Texte à lire

___

Anupama Gowda et Pavan Kumar, croisés à la conférence internationale des fablabs FAB12 à Shenzhen, ont créé le premier fablab de Bangalore, en Inde, sous une station de métro. Pour Makery, Anupama Gowda raconte.
Depuis avril 2015, dans 460m2 nichés sous la station de métro Halasuru, au cœur de Bangalore, en Inde, le makerspace Workbench Projects (littéralement les projets de la table de travail) accueille le public sept jours sur sept, proposant à ses membres tout le matériel d’un grand fablab digne de ce nom, tout en offrant côté café, des délices allant du petit déjeuner anglais à la pasta primavera, en passant par la salade César.
Mais plus qu’un fabcafé, c’est un espace de coworking, de pédagogie et de découverte, un incubateur de start-ups, un magasin d’outils et autres « armes de construction massive ». Bref un espace convivial pour développer ses idées et projets en collaboration avec d’autres.
La cofondatrice Anupama Gowda, enseignante en arts, raconte pour Makery la genèse du projet.
Aux origines du lab
« En 2011-2012, je dirigeais Brain Stars (Brains for Science & Technology Aided Research and Services), une organisation indienne de services pédagogiques. Mon projet, très ambitieux, consistait à développer un centre d’activités mathématiques pour les enfants de 8 à 13 ans. Numbernagar est devenu le tout premier centre d’apprentissage pratique conçu et développé en Inde pour les écoliers. Ce projet a demandé une collaboration étendue entre étudiants, enseignants, parents, universitaires et designers. Pour le mener à bien, j’ai engagé Pavan Kumar (ingénieur, ndlr) comme “co-conspirateur”. Nous nous sommes vite rendus compte que notre plus grand défi était de bâtir un prototype : il nous manquait un lieu dédié au prototypage rapide. Nous passions la plupart du temps à chercher les bonnes ressources, outils et machines afin de les répliquer. Ce qui aurait pu être fait en trois mois nous a pris un an… Cela nous a convaincus de la nécessité d’avoir notre propre espace – non seulement pour éviter d’épuiser notre belle énergie, mais surtout pour proposer aux gens qui, comme nous, ont des idées, d’avoir un lieu qui leur donne l’occasion de réaliser leur projet de la manière la plus efficace. C’est pourquoi nous avons créé Workbench Projects. »

___

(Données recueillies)
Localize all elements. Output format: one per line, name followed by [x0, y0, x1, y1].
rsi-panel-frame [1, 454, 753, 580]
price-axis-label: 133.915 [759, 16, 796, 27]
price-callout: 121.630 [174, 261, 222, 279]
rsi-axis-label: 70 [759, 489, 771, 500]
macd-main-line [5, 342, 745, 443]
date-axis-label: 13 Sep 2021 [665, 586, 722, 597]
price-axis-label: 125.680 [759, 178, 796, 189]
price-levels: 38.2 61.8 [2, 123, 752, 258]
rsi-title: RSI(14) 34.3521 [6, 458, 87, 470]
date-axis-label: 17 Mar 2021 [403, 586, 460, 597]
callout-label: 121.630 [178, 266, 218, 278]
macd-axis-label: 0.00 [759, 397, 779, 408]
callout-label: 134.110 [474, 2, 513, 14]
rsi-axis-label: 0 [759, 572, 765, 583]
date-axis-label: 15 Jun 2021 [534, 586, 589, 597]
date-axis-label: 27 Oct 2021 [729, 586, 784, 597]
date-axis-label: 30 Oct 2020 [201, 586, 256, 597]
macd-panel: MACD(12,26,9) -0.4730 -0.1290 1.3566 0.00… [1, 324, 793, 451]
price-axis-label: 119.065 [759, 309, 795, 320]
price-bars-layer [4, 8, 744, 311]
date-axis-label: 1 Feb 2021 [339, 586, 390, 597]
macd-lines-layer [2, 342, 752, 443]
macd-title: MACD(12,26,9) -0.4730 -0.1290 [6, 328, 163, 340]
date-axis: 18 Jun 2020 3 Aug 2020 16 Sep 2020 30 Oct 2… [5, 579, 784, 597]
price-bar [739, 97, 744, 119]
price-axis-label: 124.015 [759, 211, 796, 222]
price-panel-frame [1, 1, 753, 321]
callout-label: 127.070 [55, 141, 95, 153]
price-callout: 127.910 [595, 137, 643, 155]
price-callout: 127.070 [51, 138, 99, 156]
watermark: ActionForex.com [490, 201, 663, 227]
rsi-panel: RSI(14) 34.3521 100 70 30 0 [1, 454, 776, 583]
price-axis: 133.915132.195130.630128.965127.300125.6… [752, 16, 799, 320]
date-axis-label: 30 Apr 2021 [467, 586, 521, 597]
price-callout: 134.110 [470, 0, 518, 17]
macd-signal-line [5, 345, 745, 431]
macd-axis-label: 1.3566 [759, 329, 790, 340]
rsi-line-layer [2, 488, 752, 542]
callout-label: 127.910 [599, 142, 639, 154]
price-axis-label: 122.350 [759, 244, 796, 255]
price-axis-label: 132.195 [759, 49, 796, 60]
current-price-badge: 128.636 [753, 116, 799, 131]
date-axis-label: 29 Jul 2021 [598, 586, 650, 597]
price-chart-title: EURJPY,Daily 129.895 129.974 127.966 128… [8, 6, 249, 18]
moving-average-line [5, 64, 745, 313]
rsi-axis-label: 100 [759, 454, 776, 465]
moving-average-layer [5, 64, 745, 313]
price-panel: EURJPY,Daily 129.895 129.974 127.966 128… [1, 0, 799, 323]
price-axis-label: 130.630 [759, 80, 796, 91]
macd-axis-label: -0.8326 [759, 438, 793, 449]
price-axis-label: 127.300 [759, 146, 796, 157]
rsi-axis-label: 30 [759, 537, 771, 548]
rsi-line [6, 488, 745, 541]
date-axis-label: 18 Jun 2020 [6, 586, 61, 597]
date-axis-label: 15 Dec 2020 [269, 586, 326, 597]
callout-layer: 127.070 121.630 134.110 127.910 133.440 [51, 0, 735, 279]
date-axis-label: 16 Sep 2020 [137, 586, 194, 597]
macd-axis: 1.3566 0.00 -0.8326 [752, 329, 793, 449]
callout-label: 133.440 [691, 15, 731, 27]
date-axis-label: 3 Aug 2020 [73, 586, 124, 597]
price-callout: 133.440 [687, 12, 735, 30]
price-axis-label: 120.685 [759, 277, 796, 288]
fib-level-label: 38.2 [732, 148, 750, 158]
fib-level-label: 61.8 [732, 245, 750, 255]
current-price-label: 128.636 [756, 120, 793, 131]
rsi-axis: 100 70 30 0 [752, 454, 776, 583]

___

Reproduisez à l'identique le passage du texte sur Workbench Projects situé entre « Anupama Gowda et » et « Anupama Gowda raconte. », ces deux extraits inclus.

Anupama Gowda et Pavan Kumar, croisés à la conférence internationale des fablabs FAB12 à Shenzhen, ont créé le premier fablab de Bangalore, en Inde, sous une station de métro. Pour Makery, Anupama Gowda raconte.